Page layout parsing data
◆ ◆ ◆ ◆ ◆ ◆ ◆
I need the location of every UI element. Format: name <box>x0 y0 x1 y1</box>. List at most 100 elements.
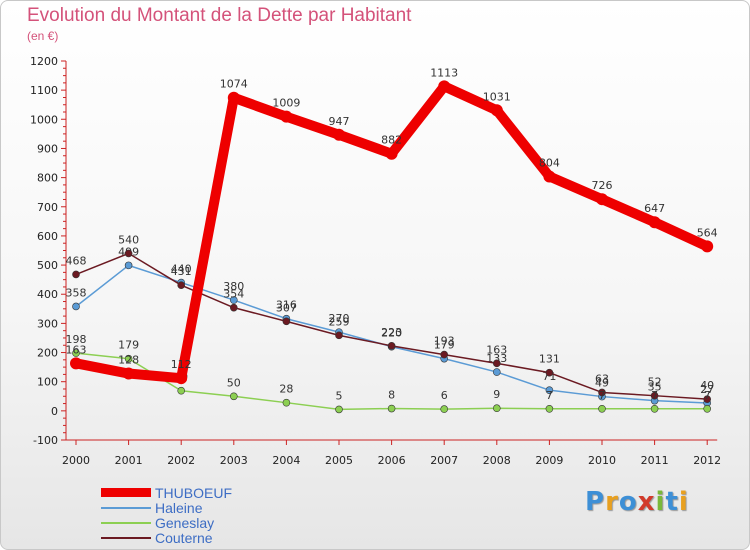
data-label-couterne: 223 <box>381 326 402 339</box>
data-label-couterne: 307 <box>276 301 297 314</box>
y-tick-label: 300 <box>37 317 58 330</box>
x-tick-label: 2004 <box>272 454 300 467</box>
x-tick-label: 2012 <box>693 454 721 467</box>
legend-label-geneslay: Geneslay <box>155 514 215 531</box>
data-label-thuboeuf: 726 <box>592 179 613 192</box>
chart-unit-label: (en €) <box>27 29 59 43</box>
data-label-couterne: 259 <box>329 315 350 328</box>
data-point-thuboeuf <box>543 170 556 183</box>
data-point-couterne <box>492 359 501 368</box>
data-point-geneslay <box>387 404 396 413</box>
y-tick-label: -100 <box>33 434 58 447</box>
legend-swatch-couterne <box>101 536 151 539</box>
data-point-couterne <box>124 249 133 258</box>
data-label-thuboeuf: 1031 <box>483 90 511 103</box>
data-label-couterne: 431 <box>171 265 192 278</box>
data-label-geneslay: 6 <box>441 389 448 402</box>
data-label-thuboeuf: 1113 <box>430 66 458 79</box>
data-point-thuboeuf <box>438 80 451 93</box>
data-point-couterne <box>387 342 396 350</box>
data-label-geneslay: 7 <box>651 389 658 402</box>
data-label-thuboeuf: 882 <box>381 134 402 147</box>
x-tick-label: 2005 <box>325 454 353 467</box>
data-label-haleine: 380 <box>223 280 244 293</box>
data-label-haleine: 220 <box>381 327 402 340</box>
data-label-geneslay: 7 <box>546 389 553 402</box>
data-label-geneslay: 9 <box>493 388 500 401</box>
data-point-geneslay <box>177 386 185 395</box>
data-label-geneslay: 7 <box>599 389 606 402</box>
data-label-couterne: 540 <box>118 233 139 246</box>
data-label-geneslay: 198 <box>66 333 87 346</box>
data-label-couterne: 52 <box>648 376 662 389</box>
data-label-thuboeuf: 564 <box>697 226 718 239</box>
x-tick-label: 2010 <box>588 454 616 467</box>
data-label-haleine: 27 <box>700 383 714 396</box>
data-point-couterne <box>545 368 554 377</box>
legend-label-thuboeuf: THUBOEUF <box>155 484 232 501</box>
data-point-thuboeuf <box>227 91 240 104</box>
legend-label-couterne: Couterne <box>155 529 213 546</box>
data-label-geneslay: 5 <box>336 389 343 402</box>
y-tick-label: 1200 <box>30 55 58 68</box>
data-point-couterne <box>440 350 449 359</box>
y-tick-label: 400 <box>37 288 58 301</box>
y-tick-label: 700 <box>37 201 58 214</box>
data-point-thuboeuf <box>385 147 398 160</box>
data-point-haleine <box>545 386 554 394</box>
data-label-haleine: 316 <box>276 299 297 312</box>
data-label-haleine: 358 <box>66 286 87 299</box>
x-tick-label: 2009 <box>535 454 563 467</box>
chart-title: Evolution du Montant de la Dette par Hab… <box>27 5 412 26</box>
data-point-thuboeuf <box>701 240 714 253</box>
legend-item-couterne: Couterne <box>101 529 232 546</box>
data-point-thuboeuf <box>648 216 661 229</box>
data-point-geneslay <box>230 392 238 401</box>
data-label-haleine: 179 <box>434 339 455 352</box>
data-label-thuboeuf: 1009 <box>272 97 300 110</box>
data-point-couterne <box>72 270 80 279</box>
y-tick-label: 0 <box>51 405 58 418</box>
data-point-haleine <box>230 296 238 304</box>
x-tick-label: 2007 <box>430 454 458 467</box>
data-point-haleine <box>72 302 80 311</box>
data-label-couterne: 163 <box>486 343 507 356</box>
data-point-thuboeuf <box>280 110 293 123</box>
x-tick-label: 2006 <box>378 454 406 467</box>
data-label-geneslay: 8 <box>388 389 395 402</box>
x-tick-label: 2011 <box>641 454 669 467</box>
legend-swatch-geneslay <box>101 521 151 524</box>
data-point-couterne <box>598 388 606 397</box>
x-tick-label: 2000 <box>62 454 90 467</box>
data-point-couterne <box>335 331 343 340</box>
x-tick-label: 2002 <box>167 454 195 467</box>
y-tick-label: 1100 <box>30 84 58 97</box>
data-point-geneslay <box>282 398 291 407</box>
data-label-couterne: 354 <box>223 288 244 301</box>
data-label-geneslay: 28 <box>279 383 293 396</box>
data-point-geneslay <box>650 405 659 413</box>
y-tick-label: 800 <box>37 172 58 185</box>
data-point-couterne <box>177 281 185 289</box>
x-tick-label: 2001 <box>115 454 143 467</box>
proxiti-logo: Proxiti <box>585 487 689 517</box>
data-label-geneslay: 50 <box>227 376 241 389</box>
data-label-thuboeuf: 947 <box>329 115 350 128</box>
data-point-thuboeuf <box>596 193 608 206</box>
legend-swatch-thuboeuf <box>101 488 151 497</box>
data-point-geneslay <box>492 404 501 413</box>
data-point-thuboeuf <box>70 357 82 370</box>
data-point-couterne <box>230 303 238 312</box>
data-label-thuboeuf: 804 <box>539 156 560 169</box>
data-point-geneslay <box>440 405 449 413</box>
data-label-geneslay: 7 <box>704 389 711 402</box>
data-point-thuboeuf <box>333 128 345 141</box>
data-point-haleine <box>124 261 133 270</box>
data-point-geneslay <box>598 405 606 413</box>
legend-label-haleine: Haleine <box>155 499 203 516</box>
y-tick-label: 600 <box>37 230 58 243</box>
data-label-thuboeuf: 1074 <box>220 78 248 91</box>
data-label-geneslay: 179 <box>118 339 139 352</box>
data-label-thuboeuf: 128 <box>118 354 139 367</box>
◆ ◆ ◆ ◆ ◆ ◆ ◆
→ **WHAT TO PRODUCE**
Since only the text is needed, retype the data above exactly and omit the pictures.

→ **ANSWER SPACE**
I need the location of every UI element. Format: name <box>x0 y0 x1 y1</box>. List at most 100 elements.
data-label-couterne: 223 <box>381 326 402 339</box>
data-label-couterne: 307 <box>276 301 297 314</box>
y-tick-label: 300 <box>37 317 58 330</box>
x-tick-label: 2004 <box>272 454 300 467</box>
x-tick-label: 2012 <box>693 454 721 467</box>
legend-label-geneslay: Geneslay <box>155 514 215 531</box>
data-label-thuboeuf: 726 <box>592 179 613 192</box>
chart-unit-label: (en €) <box>27 29 59 43</box>
data-label-couterne: 259 <box>329 315 350 328</box>
data-point-thuboeuf <box>543 170 556 183</box>
data-point-couterne <box>492 359 501 368</box>
data-point-geneslay <box>387 404 396 413</box>
y-tick-label: -100 <box>33 434 58 447</box>
legend-swatch-couterne <box>101 536 151 539</box>
data-point-couterne <box>124 249 133 258</box>
data-label-thuboeuf: 1031 <box>483 90 511 103</box>
data-label-couterne: 431 <box>171 265 192 278</box>
data-label-geneslay: 6 <box>441 389 448 402</box>
data-label-thuboeuf: 1113 <box>430 66 458 79</box>
data-point-thuboeuf <box>438 80 451 93</box>
data-point-couterne <box>387 342 396 350</box>
data-label-geneslay: 7 <box>651 389 658 402</box>
data-label-thuboeuf: 882 <box>381 134 402 147</box>
x-tick-label: 2005 <box>325 454 353 467</box>
data-label-haleine: 380 <box>223 280 244 293</box>
data-label-haleine: 220 <box>381 327 402 340</box>
data-label-geneslay: 7 <box>546 389 553 402</box>
data-label-geneslay: 9 <box>493 388 500 401</box>
data-point-geneslay <box>177 386 185 395</box>
data-label-geneslay: 7 <box>599 389 606 402</box>
data-label-couterne: 540 <box>118 233 139 246</box>
data-label-geneslay: 198 <box>66 333 87 346</box>
data-label-couterne: 52 <box>648 376 662 389</box>
data-label-thuboeuf: 564 <box>697 226 718 239</box>
x-tick-label: 2010 <box>588 454 616 467</box>
data-label-haleine: 27 <box>700 383 714 396</box>
data-point-couterne <box>545 368 554 377</box>
legend-label-thuboeuf: THUBOEUF <box>155 484 232 501</box>
data-point-thuboeuf <box>227 91 240 104</box>
legend-label-couterne: Couterne <box>155 529 213 546</box>
data-label-geneslay: 5 <box>336 389 343 402</box>
y-tick-label: 1200 <box>30 55 58 68</box>
data-point-couterne <box>440 350 449 359</box>
y-tick-label: 400 <box>37 288 58 301</box>
y-tick-label: 700 <box>37 201 58 214</box>
data-point-thuboeuf <box>385 147 398 160</box>
data-point-haleine <box>545 386 554 394</box>
data-label-haleine: 316 <box>276 299 297 312</box>
data-label-haleine: 358 <box>66 286 87 299</box>
x-tick-label: 2009 <box>535 454 563 467</box>
chart-title: Evolution du Montant de la Dette par Hab… <box>27 5 412 26</box>
data-point-thuboeuf <box>701 240 714 253</box>
legend-item-couterne: Couterne <box>101 529 232 546</box>
data-point-thuboeuf <box>648 216 661 229</box>
data-point-geneslay <box>230 392 238 401</box>
data-label-haleine: 179 <box>434 339 455 352</box>
data-label-thuboeuf: 1009 <box>272 97 300 110</box>
data-point-couterne <box>72 270 80 279</box>
y-tick-label: 0 <box>51 405 58 418</box>
data-point-haleine <box>230 296 238 304</box>
x-tick-label: 2007 <box>430 454 458 467</box>
data-point-haleine <box>72 302 80 311</box>
data-label-couterne: 163 <box>486 343 507 356</box>
data-point-thuboeuf <box>280 110 293 123</box>
x-tick-label: 2006 <box>378 454 406 467</box>
data-label-geneslay: 8 <box>388 389 395 402</box>
x-tick-label: 2011 <box>641 454 669 467</box>
legend-swatch-geneslay <box>101 521 151 524</box>
data-point-couterne <box>598 388 606 397</box>
x-tick-label: 2000 <box>62 454 90 467</box>
data-point-couterne <box>335 331 343 340</box>
x-tick-label: 2002 <box>167 454 195 467</box>
y-tick-label: 1100 <box>30 84 58 97</box>
data-point-geneslay <box>282 398 291 407</box>
data-label-couterne: 354 <box>223 288 244 301</box>
data-label-geneslay: 28 <box>279 383 293 396</box>
data-point-geneslay <box>650 405 659 413</box>
y-tick-label: 800 <box>37 172 58 185</box>
data-point-couterne <box>177 281 185 289</box>
x-tick-label: 2001 <box>115 454 143 467</box>
proxiti-logo: Proxiti <box>585 487 689 517</box>
data-label-geneslay: 50 <box>227 376 241 389</box>
data-label-thuboeuf: 947 <box>329 115 350 128</box>
data-point-thuboeuf <box>596 193 608 206</box>
legend-swatch-thuboeuf <box>101 488 151 497</box>
data-point-geneslay <box>492 404 501 413</box>
data-point-thuboeuf <box>70 357 82 370</box>
data-point-couterne <box>230 303 238 312</box>
data-label-thuboeuf: 804 <box>539 156 560 169</box>
data-point-geneslay <box>440 405 449 413</box>
data-label-geneslay: 7 <box>704 389 711 402</box>
data-point-thuboeuf <box>333 128 345 141</box>
data-point-haleine <box>124 261 133 270</box>
data-point-geneslay <box>598 405 606 413</box>
legend-label-haleine: Haleine <box>155 499 203 516</box>
y-tick-label: 600 <box>37 230 58 243</box>
data-label-thuboeuf: 1074 <box>220 78 248 91</box>
data-label-geneslay: 179 <box>118 339 139 352</box>
data-label-thuboeuf: 128 <box>118 354 139 367</box>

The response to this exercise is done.